┌──

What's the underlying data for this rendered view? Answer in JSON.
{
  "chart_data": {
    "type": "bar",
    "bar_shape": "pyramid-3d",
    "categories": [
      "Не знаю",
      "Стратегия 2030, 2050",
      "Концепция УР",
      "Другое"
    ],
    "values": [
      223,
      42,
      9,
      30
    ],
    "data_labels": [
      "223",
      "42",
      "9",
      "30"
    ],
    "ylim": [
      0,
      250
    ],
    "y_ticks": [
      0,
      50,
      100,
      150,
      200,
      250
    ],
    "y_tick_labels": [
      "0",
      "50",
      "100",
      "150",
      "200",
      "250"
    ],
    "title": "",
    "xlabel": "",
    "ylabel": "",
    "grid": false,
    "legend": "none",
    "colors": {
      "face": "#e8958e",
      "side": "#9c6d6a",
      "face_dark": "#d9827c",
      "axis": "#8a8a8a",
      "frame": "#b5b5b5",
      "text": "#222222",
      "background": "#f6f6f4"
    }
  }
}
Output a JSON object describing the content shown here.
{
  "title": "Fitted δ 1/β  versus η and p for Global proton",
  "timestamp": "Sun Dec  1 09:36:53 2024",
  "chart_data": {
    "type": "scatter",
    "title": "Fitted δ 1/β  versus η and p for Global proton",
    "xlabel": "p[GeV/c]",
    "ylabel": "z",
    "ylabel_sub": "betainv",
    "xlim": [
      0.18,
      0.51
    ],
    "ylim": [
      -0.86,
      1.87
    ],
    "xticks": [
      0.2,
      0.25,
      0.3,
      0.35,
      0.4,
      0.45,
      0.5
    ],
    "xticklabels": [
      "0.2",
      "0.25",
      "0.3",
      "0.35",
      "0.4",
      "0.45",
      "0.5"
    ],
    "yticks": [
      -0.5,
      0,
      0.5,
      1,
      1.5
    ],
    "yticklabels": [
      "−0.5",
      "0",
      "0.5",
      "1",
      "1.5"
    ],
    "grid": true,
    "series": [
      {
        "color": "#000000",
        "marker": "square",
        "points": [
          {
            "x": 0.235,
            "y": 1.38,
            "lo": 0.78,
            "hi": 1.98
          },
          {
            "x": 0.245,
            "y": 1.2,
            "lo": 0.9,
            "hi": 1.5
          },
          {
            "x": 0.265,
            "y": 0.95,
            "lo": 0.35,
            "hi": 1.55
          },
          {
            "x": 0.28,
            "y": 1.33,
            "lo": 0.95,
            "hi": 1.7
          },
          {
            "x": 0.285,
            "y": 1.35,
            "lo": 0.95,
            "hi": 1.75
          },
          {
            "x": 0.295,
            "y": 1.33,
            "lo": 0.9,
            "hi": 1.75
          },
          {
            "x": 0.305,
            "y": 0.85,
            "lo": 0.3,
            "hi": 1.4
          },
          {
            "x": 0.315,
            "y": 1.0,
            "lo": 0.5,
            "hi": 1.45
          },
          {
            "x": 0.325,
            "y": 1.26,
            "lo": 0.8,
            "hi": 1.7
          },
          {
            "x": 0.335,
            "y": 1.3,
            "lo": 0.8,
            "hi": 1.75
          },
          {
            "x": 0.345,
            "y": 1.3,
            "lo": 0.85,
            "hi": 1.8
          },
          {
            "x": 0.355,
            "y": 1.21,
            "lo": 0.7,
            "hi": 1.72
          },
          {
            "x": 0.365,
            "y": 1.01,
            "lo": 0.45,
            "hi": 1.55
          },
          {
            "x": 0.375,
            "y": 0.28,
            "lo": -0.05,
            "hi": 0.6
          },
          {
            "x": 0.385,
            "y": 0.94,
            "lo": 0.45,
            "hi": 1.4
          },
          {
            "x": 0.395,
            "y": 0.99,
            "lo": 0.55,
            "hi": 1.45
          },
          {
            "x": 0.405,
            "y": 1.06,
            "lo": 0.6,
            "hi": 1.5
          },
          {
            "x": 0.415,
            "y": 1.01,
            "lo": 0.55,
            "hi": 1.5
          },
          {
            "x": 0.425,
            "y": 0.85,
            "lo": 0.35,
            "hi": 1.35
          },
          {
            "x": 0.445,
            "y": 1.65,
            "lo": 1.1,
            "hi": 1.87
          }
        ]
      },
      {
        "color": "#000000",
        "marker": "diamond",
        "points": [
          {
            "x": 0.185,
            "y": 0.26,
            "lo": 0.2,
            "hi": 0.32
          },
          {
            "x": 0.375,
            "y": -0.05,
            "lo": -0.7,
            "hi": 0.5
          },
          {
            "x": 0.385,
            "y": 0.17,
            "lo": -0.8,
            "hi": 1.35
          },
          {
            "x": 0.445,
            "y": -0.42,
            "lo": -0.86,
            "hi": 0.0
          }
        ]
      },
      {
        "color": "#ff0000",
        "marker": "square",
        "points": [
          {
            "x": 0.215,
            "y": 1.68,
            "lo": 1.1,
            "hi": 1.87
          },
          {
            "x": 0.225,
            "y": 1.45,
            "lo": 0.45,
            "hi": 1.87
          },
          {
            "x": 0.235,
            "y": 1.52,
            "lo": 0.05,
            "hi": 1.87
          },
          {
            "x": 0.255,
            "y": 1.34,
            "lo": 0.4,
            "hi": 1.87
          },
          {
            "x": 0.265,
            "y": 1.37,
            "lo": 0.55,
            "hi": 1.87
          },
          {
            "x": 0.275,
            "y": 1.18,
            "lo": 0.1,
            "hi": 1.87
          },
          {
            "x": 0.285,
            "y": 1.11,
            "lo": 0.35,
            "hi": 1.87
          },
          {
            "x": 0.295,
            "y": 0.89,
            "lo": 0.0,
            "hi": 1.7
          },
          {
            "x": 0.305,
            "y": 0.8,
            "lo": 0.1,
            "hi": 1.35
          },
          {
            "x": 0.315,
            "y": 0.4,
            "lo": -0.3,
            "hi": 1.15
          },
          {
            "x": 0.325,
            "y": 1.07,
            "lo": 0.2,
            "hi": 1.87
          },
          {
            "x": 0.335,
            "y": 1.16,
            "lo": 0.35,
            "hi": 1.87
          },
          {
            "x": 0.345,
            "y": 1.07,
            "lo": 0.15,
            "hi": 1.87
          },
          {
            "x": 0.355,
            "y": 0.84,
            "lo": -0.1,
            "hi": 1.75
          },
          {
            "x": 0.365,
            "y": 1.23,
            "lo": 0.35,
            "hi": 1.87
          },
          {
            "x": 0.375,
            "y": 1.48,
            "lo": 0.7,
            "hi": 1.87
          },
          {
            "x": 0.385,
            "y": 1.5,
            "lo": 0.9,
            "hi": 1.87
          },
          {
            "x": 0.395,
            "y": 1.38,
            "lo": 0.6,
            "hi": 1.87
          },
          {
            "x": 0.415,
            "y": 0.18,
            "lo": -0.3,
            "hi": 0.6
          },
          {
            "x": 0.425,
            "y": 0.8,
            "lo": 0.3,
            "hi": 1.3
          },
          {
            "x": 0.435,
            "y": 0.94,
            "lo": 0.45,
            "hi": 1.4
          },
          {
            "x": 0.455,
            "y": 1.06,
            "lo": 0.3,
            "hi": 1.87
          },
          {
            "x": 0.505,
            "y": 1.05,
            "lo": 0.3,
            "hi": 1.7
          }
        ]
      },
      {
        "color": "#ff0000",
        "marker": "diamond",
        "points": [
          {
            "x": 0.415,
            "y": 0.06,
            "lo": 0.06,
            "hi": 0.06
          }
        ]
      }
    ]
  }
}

└──

■ Instruction:
Copy each line of the data exactly, leaving nothing out.

■ Output:
What's the underlying data for this rendered view? Answer in JSON.
{
  "chart_data": {
    "type": "bar",
    "bar_shape": "pyramid-3d",
    "categories": [
      "Не знаю",
      "Стратегия 2030, 2050",
      "Концепция УР",
      "Другое"
    ],
    "values": [
      223,
      42,
      9,
      30
    ],
    "data_labels": [
      "223",
      "42",
      "9",
      "30"
    ],
    "ylim": [
      0,
      250
    ],
    "y_ticks": [
      0,
      50,
      100,
      150,
      200,
      250
    ],
    "y_tick_labels": [
      "0",
      "50",
      "100",
      "150",
      "200",
      "250"
    ],
    "title": "",
    "xlabel": "",
    "ylabel": "",
    "grid": false,
    "legend": "none",
    "colors": {
      "face": "#e8958e",
      "side": "#9c6d6a",
      "face_dark": "#d9827c",
      "axis": "#8a8a8a",
      "frame": "#b5b5b5",
      "text": "#222222",
      "background": "#f6f6f4"
    }
  }
}
Output a JSON object describing the content shown here.
{
  "title": "Fitted δ 1/β  versus η and p for Global proton",
  "timestamp": "Sun Dec  1 09:36:53 2024",
  "chart_data": {
    "type": "scatter",
    "title": "Fitted δ 1/β  versus η and p for Global proton",
    "xlabel": "p[GeV/c]",
    "ylabel": "z",
    "ylabel_sub": "betainv",
    "xlim": [
      0.18,
      0.51
    ],
    "ylim": [
      -0.86,
      1.87
    ],
    "xticks": [
      0.2,
      0.25,
      0.3,
      0.35,
      0.4,
      0.45,
      0.5
    ],
    "xticklabels": [
      "0.2",
      "0.25",
      "0.3",
      "0.35",
      "0.4",
      "0.45",
      "0.5"
    ],
    "yticks": [
      -0.5,
      0,
      0.5,
      1,
      1.5
    ],
    "yticklabels": [
      "−0.5",
      "0",
      "0.5",
      "1",
      "1.5"
    ],
    "grid": true,
    "series": [
      {
        "color": "#000000",
        "marker": "square",
        "points": [
          {
            "x": 0.235,
            "y": 1.38,
            "lo": 0.78,
            "hi": 1.98
          },
          {
            "x": 0.245,
            "y": 1.2,
            "lo": 0.9,
            "hi": 1.5
          },
          {
            "x": 0.265,
            "y": 0.95,
            "lo": 0.35,
            "hi": 1.55
          },
          {
            "x": 0.28,
            "y": 1.33,
            "lo": 0.95,
            "hi": 1.7
          },
          {
            "x": 0.285,
            "y": 1.35,
            "lo": 0.95,
            "hi": 1.75
          },
          {
            "x": 0.295,
            "y": 1.33,
            "lo": 0.9,
            "hi": 1.75
          },
          {
            "x": 0.305,
            "y": 0.85,
            "lo": 0.3,
            "hi": 1.4
          },
          {
            "x": 0.315,
            "y": 1.0,
            "lo": 0.5,
            "hi": 1.45
          },
          {
            "x": 0.325,
            "y": 1.26,
            "lo": 0.8,
            "hi": 1.7
          },
          {
            "x": 0.335,
            "y": 1.3,
            "lo": 0.8,
            "hi": 1.75
          },
          {
            "x": 0.345,
            "y": 1.3,
            "lo": 0.85,
            "hi": 1.8
          },
          {
            "x": 0.355,
            "y": 1.21,
            "lo": 0.7,
            "hi": 1.72
          },
          {
            "x": 0.365,
            "y": 1.01,
            "lo": 0.45,
            "hi": 1.55
          },
          {
            "x": 0.375,
            "y": 0.28,
            "lo": -0.05,
            "hi": 0.6
          },
          {
            "x": 0.385,
            "y": 0.94,
            "lo": 0.45,
            "hi": 1.4
          },
          {
            "x": 0.395,
            "y": 0.99,
            "lo": 0.55,
            "hi": 1.45
          },
          {
            "x": 0.405,
            "y": 1.06,
            "lo": 0.6,
            "hi": 1.5
          },
          {
            "x": 0.415,
            "y": 1.01,
            "lo": 0.55,
            "hi": 1.5
          },
          {
            "x": 0.425,
            "y": 0.85,
            "lo": 0.35,
            "hi": 1.35
          },
          {
            "x": 0.445,
            "y": 1.65,
            "lo": 1.1,
            "hi": 1.87
          }
        ]
      },
      {
        "color": "#000000",
        "marker": "diamond",
        "points": [
          {
            "x": 0.185,
            "y": 0.26,
            "lo": 0.2,
            "hi": 0.32
          },
          {
            "x": 0.375,
            "y": -0.05,
            "lo": -0.7,
            "hi": 0.5
          },
          {
            "x": 0.385,
            "y": 0.17,
            "lo": -0.8,
            "hi": 1.35
          },
          {
            "x": 0.445,
            "y": -0.42,
            "lo": -0.86,
            "hi": 0.0
          }
        ]
      },
      {
        "color": "#ff0000",
        "marker": "square",
        "points": [
          {
            "x": 0.215,
            "y": 1.68,
            "lo": 1.1,
            "hi": 1.87
          },
          {
            "x": 0.225,
            "y": 1.45,
            "lo": 0.45,
            "hi": 1.87
          },
          {
            "x": 0.235,
            "y": 1.52,
            "lo": 0.05,
            "hi": 1.87
          },
          {
            "x": 0.255,
            "y": 1.34,
            "lo": 0.4,
            "hi": 1.87
          },
          {
            "x": 0.265,
            "y": 1.37,
            "lo": 0.55,
            "hi": 1.87
          },
          {
            "x": 0.275,
            "y": 1.18,
            "lo": 0.1,
            "hi": 1.87
          },
          {
            "x": 0.285,
            "y": 1.11,
            "lo": 0.35,
            "hi": 1.87
          },
          {
            "x": 0.295,
            "y": 0.89,
            "lo": 0.0,
            "hi": 1.7
          },
          {
            "x": 0.305,
            "y": 0.8,
            "lo": 0.1,
            "hi": 1.35
          },
          {
            "x": 0.315,
            "y": 0.4,
            "lo": -0.3,
            "hi": 1.15
          },
          {
            "x": 0.325,
            "y": 1.07,
            "lo": 0.2,
            "hi": 1.87
          },
          {
            "x": 0.335,
            "y": 1.16,
            "lo": 0.35,
            "hi": 1.87
          },
          {
            "x": 0.345,
            "y": 1.07,
            "lo": 0.15,
            "hi": 1.87
          },
          {
            "x": 0.355,
            "y": 0.84,
            "lo": -0.1,
            "hi": 1.75
          },
          {
            "x": 0.365,
            "y": 1.23,
            "lo": 0.35,
            "hi": 1.87
          },
          {
            "x": 0.375,
            "y": 1.48,
            "lo": 0.7,
            "hi": 1.87
          },
          {
            "x": 0.385,
            "y": 1.5,
            "lo": 0.9,
            "hi": 1.87
          },
          {
            "x": 0.395,
            "y": 1.38,
            "lo": 0.6,
            "hi": 1.87
          },
          {
            "x": 0.415,
            "y": 0.18,
            "lo": -0.3,
            "hi": 0.6
          },
          {
            "x": 0.425,
            "y": 0.8,
            "lo": 0.3,
            "hi": 1.3
          },
          {
            "x": 0.435,
            "y": 0.94,
            "lo": 0.45,
            "hi": 1.4
          },
          {
            "x": 0.455,
            "y": 1.06,
            "lo": 0.3,
            "hi": 1.87
          },
          {
            "x": 0.505,
            "y": 1.05,
            "lo": 0.3,
            "hi": 1.7
          }
        ]
      },
      {
        "color": "#ff0000",
        "marker": "diamond",
        "points": [
          {
            "x": 0.415,
            "y": 0.06,
            "lo": 0.06,
            "hi": 0.06
          }
        ]
      }
    ]
  }
}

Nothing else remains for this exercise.